Dataset items
════════════════
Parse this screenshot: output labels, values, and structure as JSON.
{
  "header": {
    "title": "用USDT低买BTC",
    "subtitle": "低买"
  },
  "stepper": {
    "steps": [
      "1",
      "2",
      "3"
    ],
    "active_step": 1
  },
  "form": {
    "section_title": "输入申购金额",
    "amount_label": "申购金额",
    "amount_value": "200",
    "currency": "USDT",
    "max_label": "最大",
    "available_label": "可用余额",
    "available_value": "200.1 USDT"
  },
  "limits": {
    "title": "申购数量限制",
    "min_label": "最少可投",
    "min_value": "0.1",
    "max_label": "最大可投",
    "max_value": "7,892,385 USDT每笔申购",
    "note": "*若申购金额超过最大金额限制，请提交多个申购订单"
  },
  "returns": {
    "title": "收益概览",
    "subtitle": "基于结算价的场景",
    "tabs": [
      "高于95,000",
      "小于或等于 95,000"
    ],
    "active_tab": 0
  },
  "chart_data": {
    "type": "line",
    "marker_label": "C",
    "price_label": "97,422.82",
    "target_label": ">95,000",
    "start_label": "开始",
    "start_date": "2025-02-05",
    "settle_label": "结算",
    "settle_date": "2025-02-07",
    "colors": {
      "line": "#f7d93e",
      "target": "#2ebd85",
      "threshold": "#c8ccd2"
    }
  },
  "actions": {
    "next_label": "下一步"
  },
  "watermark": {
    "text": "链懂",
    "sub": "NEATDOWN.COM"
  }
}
════════════════
- **Exercise brief**: Here, the records must be output exactly and in full.

- **Completed task**:
Parse this screenshot: output labels, values, and structure as JSON.
{
  "header": {
    "title": "用USDT低买BTC",
    "subtitle": "低买"
  },
  "stepper": {
    "steps": [
      "1",
      "2",
      "3"
    ],
    "active_step": 1
  },
  "form": {
    "section_title": "输入申购金额",
    "amount_label": "申购金额",
    "amount_value": "200",
    "currency": "USDT",
    "max_label": "最大",
    "available_label": "可用余额",
    "available_value": "200.1 USDT"
  },
  "limits": {
    "title": "申购数量限制",
    "min_label": "最少可投",
    "min_value": "0.1",
    "max_label": "最大可投",
    "max_value": "7,892,385 USDT每笔申购",
    "note": "*若申购金额超过最大金额限制，请提交多个申购订单"
  },
  "returns": {
    "title": "收益概览",
    "subtitle": "基于结算价的场景",
    "tabs": [
      "高于95,000",
      "小于或等于 95,000"
    ],
    "active_tab": 0
  },
  "chart_data": {
    "type": "line",
    "marker_label": "C",
    "price_label": "97,422.82",
    "target_label": ">95,000",
    "start_label": "开始",
    "start_date": "2025-02-05",
    "settle_label": "结算",
    "settle_date": "2025-02-07",
    "colors": {
      "line": "#f7d93e",
      "target": "#2ebd85",
      "threshold": "#c8ccd2"
    }
  },
  "actions": {
    "next_label": "下一步"
  },
  "watermark": {
    "text": "链懂",
    "sub": "NEATDOWN.COM"
  }
}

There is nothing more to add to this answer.